### [PROBLEM TO SOLVE]
All records should be reproduced verbatim.

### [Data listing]
++++++++++++++++++++

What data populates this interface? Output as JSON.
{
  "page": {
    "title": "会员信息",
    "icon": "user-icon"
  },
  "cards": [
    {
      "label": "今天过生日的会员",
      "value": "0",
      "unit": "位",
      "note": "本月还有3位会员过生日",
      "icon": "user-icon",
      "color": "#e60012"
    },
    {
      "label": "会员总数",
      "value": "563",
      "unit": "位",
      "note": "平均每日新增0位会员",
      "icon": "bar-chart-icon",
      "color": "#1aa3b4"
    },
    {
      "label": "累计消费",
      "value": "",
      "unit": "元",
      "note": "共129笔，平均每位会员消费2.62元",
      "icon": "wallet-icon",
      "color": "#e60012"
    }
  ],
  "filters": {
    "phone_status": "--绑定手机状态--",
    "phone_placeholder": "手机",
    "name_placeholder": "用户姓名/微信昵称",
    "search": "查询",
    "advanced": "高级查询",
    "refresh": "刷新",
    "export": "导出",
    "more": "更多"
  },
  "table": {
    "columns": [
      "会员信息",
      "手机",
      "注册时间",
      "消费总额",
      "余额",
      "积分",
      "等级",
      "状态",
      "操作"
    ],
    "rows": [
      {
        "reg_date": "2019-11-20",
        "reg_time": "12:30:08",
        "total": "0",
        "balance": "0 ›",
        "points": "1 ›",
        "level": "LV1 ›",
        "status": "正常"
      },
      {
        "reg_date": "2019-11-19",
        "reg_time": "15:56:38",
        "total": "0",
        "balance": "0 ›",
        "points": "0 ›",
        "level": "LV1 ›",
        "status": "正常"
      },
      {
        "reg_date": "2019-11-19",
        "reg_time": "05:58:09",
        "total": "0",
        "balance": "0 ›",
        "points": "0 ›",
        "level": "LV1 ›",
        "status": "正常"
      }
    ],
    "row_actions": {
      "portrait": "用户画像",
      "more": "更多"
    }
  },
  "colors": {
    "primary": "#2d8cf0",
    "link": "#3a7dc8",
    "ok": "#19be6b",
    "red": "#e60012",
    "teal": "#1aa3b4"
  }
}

++++++++++++++++++++

### [TASK SOLUTION]
What data populates this interface? Output as JSON.
{
  "page": {
    "title": "会员信息",
    "icon": "user-icon"
  },
  "cards": [
    {
      "label": "今天过生日的会员",
      "value": "0",
      "unit": "位",
      "note": "本月还有3位会员过生日",
      "icon": "user-icon",
      "color": "#e60012"
    },
    {
      "label": "会员总数",
      "value": "563",
      "unit": "位",
      "note": "平均每日新增0位会员",
      "icon": "bar-chart-icon",
      "color": "#1aa3b4"
    },
    {
      "label": "累计消费",
      "value": "",
      "unit": "元",
      "note": "共129笔，平均每位会员消费2.62元",
      "icon": "wallet-icon",
      "color": "#e60012"
    }
  ],
  "filters": {
    "phone_status": "--绑定手机状态--",
    "phone_placeholder": "手机",
    "name_placeholder": "用户姓名/微信昵称",
    "search": "查询",
    "advanced": "高级查询",
    "refresh": "刷新",
    "export": "导出",
    "more": "更多"
  },
  "table": {
    "columns": [
      "会员信息",
      "手机",
      "注册时间",
      "消费总额",
      "余额",
      "积分",
      "等级",
      "状态",
      "操作"
    ],
    "rows": [
      {
        "reg_date": "2019-11-20",
        "reg_time": "12:30:08",
        "total": "0",
        "balance": "0 ›",
        "points": "1 ›",
        "level": "LV1 ›",
        "status": "正常"
      },
      {
        "reg_date": "2019-11-19",
        "reg_time": "15:56:38",
        "total": "0",
        "balance": "0 ›",
        "points": "0 ›",
        "level": "LV1 ›",
        "status": "正常"
      },
      {
        "reg_date": "2019-11-19",
        "reg_time": "05:58:09",
        "total": "0",
        "balance": "0 ›",
        "points": "0 ›",
        "level": "LV1 ›",
        "status": "正常"
      }
    ],
    "row_actions": {
      "portrait": "用户画像",
      "more": "更多"
    }
  },
  "colors": {
    "primary": "#2d8cf0",
    "link": "#3a7dc8",
    "ok": "#19be6b",
    "red": "#e60012",
    "teal": "#1aa3b4"
  }
}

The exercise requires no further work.